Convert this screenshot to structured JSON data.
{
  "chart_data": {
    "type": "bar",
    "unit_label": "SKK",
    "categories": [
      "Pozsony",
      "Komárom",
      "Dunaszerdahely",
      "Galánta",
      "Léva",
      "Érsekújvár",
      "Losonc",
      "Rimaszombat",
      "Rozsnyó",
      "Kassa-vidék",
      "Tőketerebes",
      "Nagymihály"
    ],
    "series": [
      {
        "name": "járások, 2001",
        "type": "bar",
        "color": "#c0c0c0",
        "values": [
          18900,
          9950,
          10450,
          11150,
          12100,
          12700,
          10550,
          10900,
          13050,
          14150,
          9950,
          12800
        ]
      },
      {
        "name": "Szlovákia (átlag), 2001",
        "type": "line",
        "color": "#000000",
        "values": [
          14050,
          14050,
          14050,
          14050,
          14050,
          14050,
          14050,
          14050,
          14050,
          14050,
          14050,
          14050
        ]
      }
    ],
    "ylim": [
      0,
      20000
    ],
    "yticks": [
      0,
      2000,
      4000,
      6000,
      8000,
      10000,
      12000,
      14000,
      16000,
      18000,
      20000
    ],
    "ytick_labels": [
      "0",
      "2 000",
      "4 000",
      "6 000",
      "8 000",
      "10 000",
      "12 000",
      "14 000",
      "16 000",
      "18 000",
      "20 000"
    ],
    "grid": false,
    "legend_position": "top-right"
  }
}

== WORK INSTRUCTIONS ==
Transcribe every entry exactly.

== SOLUTION FOR THIS PROBLEM ==
Convert this screenshot to structured JSON data.
{
  "chart_data": {
    "type": "bar",
    "unit_label": "SKK",
    "categories": [
      "Pozsony",
      "Komárom",
      "Dunaszerdahely",
      "Galánta",
      "Léva",
      "Érsekújvár",
      "Losonc",
      "Rimaszombat",
      "Rozsnyó",
      "Kassa-vidék",
      "Tőketerebes",
      "Nagymihály"
    ],
    "series": [
      {
        "name": "járások, 2001",
        "type": "bar",
        "color": "#c0c0c0",
        "values": [
          18900,
          9950,
          10450,
          11150,
          12100,
          12700,
          10550,
          10900,
          13050,
          14150,
          9950,
          12800
        ]
      },
      {
        "name": "Szlovákia (átlag), 2001",
        "type": "line",
        "color": "#000000",
        "values": [
          14050,
          14050,
          14050,
          14050,
          14050,
          14050,
          14050,
          14050,
          14050,
          14050,
          14050,
          14050
        ]
      }
    ],
    "ylim": [
      0,
      20000
    ],
    "yticks": [
      0,
      2000,
      4000,
      6000,
      8000,
      10000,
      12000,
      14000,
      16000,
      18000,
      20000
    ],
    "ytick_labels": [
      "0",
      "2 000",
      "4 000",
      "6 000",
      "8 000",
      "10 000",
      "12 000",
      "14 000",
      "16 000",
      "18 000",
      "20 000"
    ],
    "grid": false,
    "legend_position": "top-right"
  }
}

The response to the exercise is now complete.